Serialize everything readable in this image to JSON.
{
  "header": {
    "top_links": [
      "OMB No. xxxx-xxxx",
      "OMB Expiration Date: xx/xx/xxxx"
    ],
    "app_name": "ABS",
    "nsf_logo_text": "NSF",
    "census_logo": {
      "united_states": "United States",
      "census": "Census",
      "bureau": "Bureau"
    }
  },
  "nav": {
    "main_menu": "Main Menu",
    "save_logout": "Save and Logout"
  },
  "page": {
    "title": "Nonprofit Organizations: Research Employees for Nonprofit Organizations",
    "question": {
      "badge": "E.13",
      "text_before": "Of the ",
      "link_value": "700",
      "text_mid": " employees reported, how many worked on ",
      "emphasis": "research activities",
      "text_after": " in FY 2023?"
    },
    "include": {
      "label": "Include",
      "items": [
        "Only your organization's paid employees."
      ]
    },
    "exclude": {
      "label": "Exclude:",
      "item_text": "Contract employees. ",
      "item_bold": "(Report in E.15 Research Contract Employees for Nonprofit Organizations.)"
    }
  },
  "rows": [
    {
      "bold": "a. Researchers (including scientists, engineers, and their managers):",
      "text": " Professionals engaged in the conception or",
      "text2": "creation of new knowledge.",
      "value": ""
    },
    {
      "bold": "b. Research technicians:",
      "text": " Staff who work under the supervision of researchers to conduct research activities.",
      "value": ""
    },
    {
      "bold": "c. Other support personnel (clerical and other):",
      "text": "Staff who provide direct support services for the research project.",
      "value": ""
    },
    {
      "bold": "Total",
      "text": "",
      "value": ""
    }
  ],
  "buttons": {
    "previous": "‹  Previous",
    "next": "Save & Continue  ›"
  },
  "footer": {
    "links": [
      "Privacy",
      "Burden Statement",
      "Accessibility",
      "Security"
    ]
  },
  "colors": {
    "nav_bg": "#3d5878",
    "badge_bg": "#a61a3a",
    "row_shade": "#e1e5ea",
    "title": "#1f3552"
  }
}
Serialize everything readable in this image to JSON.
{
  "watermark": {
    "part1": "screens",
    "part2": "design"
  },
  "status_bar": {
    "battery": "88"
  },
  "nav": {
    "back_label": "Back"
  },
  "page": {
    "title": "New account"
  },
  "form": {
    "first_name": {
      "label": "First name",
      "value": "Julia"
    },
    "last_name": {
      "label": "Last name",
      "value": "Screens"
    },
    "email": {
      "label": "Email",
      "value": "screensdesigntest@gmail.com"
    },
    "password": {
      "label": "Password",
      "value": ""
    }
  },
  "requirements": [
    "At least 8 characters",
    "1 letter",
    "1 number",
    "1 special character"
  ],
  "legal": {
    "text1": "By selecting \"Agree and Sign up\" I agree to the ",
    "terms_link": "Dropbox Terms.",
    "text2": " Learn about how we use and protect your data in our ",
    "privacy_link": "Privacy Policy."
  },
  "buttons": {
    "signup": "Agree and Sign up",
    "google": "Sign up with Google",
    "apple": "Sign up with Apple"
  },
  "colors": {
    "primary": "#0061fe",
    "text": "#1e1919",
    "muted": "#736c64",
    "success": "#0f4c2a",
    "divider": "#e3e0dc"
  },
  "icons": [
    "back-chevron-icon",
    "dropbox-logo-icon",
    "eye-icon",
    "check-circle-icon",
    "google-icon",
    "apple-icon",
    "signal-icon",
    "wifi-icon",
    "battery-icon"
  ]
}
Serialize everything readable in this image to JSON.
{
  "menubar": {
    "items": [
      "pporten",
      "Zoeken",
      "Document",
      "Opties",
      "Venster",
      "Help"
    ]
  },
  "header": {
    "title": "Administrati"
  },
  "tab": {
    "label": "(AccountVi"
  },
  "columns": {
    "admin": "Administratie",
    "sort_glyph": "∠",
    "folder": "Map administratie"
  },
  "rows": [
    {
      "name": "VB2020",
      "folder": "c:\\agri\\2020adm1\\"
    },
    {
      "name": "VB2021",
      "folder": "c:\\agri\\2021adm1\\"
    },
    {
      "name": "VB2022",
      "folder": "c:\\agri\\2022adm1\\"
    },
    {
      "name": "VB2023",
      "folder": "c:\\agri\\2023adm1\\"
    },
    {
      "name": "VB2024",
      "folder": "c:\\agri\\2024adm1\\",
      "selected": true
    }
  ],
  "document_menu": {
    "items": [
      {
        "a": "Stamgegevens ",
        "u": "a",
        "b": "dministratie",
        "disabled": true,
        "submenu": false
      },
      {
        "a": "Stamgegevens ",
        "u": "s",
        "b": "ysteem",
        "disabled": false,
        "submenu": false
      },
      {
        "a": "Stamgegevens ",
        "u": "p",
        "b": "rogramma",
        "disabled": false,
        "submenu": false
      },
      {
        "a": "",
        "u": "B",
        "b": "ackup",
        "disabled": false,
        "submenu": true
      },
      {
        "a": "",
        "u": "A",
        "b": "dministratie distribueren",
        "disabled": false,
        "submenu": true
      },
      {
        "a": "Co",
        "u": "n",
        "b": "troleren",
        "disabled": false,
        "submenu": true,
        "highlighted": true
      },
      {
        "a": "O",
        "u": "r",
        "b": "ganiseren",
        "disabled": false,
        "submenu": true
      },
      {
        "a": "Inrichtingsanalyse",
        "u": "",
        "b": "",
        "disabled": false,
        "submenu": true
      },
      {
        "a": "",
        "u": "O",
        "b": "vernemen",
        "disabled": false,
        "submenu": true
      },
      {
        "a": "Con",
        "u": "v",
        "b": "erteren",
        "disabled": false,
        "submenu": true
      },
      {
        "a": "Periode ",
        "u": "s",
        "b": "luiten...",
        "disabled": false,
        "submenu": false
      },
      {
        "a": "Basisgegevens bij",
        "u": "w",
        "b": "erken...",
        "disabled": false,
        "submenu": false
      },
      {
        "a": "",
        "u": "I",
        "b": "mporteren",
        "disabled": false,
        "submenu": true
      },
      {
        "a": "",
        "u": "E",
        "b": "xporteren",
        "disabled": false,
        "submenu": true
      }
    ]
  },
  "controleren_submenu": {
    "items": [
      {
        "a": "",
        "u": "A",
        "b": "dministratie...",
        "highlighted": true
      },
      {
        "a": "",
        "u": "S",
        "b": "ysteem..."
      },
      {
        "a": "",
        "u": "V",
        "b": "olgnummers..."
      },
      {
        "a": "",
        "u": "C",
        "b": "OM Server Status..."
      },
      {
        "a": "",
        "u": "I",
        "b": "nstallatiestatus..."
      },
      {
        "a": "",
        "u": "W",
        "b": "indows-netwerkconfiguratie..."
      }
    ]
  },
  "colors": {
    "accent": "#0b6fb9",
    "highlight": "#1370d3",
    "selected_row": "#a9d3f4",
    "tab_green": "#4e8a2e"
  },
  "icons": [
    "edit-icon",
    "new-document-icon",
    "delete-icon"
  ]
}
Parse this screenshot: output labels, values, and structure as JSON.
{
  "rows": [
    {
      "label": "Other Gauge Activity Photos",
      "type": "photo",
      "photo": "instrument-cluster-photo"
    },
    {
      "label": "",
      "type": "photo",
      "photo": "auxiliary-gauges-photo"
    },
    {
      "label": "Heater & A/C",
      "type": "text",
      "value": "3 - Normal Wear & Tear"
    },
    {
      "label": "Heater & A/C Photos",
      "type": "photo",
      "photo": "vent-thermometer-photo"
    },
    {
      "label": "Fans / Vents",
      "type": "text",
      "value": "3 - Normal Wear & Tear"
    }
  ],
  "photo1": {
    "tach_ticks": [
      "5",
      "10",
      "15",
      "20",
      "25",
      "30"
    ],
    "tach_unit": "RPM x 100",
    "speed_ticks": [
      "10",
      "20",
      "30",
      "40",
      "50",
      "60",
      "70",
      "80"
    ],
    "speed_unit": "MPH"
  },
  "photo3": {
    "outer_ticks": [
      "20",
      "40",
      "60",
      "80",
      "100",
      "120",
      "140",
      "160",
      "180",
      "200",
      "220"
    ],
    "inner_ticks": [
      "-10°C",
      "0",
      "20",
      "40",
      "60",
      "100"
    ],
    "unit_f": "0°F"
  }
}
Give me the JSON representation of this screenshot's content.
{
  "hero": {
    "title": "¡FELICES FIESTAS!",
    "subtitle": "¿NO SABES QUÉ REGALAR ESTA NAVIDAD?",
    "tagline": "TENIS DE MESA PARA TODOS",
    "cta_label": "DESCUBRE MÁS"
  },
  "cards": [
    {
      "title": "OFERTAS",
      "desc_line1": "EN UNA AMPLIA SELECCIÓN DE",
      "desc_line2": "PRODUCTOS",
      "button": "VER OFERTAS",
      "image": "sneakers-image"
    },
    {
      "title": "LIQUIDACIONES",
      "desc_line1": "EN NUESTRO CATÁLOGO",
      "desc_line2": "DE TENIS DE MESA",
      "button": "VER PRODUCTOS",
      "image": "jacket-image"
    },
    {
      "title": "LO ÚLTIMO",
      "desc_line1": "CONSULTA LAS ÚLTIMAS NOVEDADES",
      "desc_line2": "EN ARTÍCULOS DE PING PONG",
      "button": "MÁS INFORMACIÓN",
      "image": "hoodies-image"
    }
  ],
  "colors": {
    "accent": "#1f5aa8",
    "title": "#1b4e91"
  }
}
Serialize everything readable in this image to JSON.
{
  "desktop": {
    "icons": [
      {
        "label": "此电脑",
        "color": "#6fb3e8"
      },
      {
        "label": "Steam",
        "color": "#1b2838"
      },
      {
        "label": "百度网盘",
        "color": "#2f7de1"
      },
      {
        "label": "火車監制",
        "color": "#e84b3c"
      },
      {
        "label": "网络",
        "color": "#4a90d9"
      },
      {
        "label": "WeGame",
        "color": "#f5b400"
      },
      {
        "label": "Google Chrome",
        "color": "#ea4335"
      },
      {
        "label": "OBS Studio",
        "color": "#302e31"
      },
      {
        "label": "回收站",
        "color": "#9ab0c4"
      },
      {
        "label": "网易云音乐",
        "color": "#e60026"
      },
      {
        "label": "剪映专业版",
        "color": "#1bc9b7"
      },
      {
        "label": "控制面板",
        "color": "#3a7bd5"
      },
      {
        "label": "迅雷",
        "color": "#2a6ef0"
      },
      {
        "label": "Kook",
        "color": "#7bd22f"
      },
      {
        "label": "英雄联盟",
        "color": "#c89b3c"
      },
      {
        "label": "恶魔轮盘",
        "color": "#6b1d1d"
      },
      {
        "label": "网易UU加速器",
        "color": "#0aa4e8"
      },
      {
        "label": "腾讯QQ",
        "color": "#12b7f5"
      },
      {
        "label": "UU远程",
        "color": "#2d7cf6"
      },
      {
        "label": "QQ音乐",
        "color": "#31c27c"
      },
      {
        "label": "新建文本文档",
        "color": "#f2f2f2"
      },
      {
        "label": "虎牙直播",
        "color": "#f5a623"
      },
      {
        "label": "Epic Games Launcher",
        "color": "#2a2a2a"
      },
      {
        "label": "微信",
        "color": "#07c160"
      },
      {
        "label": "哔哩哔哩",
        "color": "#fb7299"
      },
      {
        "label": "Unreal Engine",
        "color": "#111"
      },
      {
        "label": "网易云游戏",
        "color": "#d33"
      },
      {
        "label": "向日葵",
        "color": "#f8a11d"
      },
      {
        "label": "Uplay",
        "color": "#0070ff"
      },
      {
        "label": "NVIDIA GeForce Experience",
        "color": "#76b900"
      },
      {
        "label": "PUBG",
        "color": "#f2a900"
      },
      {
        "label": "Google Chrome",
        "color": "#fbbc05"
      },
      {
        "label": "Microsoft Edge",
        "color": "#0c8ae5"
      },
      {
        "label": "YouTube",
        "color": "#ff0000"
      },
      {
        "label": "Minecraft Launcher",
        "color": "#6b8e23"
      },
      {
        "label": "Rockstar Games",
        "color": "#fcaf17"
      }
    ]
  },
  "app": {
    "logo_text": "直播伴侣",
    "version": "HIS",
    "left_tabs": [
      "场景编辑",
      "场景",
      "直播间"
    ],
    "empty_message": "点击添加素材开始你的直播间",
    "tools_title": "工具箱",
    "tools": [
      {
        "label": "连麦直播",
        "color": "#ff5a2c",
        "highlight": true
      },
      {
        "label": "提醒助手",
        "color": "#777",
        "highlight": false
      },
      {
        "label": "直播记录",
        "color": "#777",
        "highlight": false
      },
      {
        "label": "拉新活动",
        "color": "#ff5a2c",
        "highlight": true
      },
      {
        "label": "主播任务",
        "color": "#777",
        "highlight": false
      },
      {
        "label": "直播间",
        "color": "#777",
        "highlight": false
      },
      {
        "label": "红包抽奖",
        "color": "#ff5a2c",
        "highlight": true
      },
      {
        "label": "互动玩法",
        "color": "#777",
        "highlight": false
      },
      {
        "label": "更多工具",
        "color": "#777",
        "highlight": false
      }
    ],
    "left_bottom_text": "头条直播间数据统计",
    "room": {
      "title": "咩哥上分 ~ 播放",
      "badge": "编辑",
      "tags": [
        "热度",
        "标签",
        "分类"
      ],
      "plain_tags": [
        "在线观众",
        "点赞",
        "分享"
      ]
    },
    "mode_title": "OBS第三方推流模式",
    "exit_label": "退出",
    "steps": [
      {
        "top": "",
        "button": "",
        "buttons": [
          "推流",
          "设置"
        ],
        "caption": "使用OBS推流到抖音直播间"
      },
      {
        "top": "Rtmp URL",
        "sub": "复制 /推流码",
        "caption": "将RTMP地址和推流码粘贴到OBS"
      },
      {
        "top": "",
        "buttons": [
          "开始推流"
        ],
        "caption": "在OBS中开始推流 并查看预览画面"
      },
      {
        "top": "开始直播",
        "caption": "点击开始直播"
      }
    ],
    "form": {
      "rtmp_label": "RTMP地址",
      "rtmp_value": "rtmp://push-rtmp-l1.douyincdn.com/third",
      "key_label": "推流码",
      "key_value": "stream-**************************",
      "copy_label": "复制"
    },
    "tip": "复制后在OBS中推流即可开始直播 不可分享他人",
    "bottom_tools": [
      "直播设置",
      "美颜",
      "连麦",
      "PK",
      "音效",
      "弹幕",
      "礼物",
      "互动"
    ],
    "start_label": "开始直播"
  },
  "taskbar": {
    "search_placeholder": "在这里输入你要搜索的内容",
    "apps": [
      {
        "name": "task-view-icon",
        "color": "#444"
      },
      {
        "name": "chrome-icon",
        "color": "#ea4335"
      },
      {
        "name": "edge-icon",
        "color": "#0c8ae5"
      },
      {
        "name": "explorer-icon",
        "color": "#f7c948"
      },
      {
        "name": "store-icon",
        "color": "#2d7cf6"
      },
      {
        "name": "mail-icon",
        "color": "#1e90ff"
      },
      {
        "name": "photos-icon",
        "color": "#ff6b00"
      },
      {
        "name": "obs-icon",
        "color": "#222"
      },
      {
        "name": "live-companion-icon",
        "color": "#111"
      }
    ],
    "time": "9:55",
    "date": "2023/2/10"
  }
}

▶ _WHAT THE TASK REQUIRES_
Collect every line above that contains the word "Organizations".

▶ _FINISHED ANSWER_
    "title": "Nonprofit Organizations: Research Employees for Nonprofit Organizations",
      "item_bold": "(Report in E.15 Research Contract Employees for Nonprofit Organizations.)"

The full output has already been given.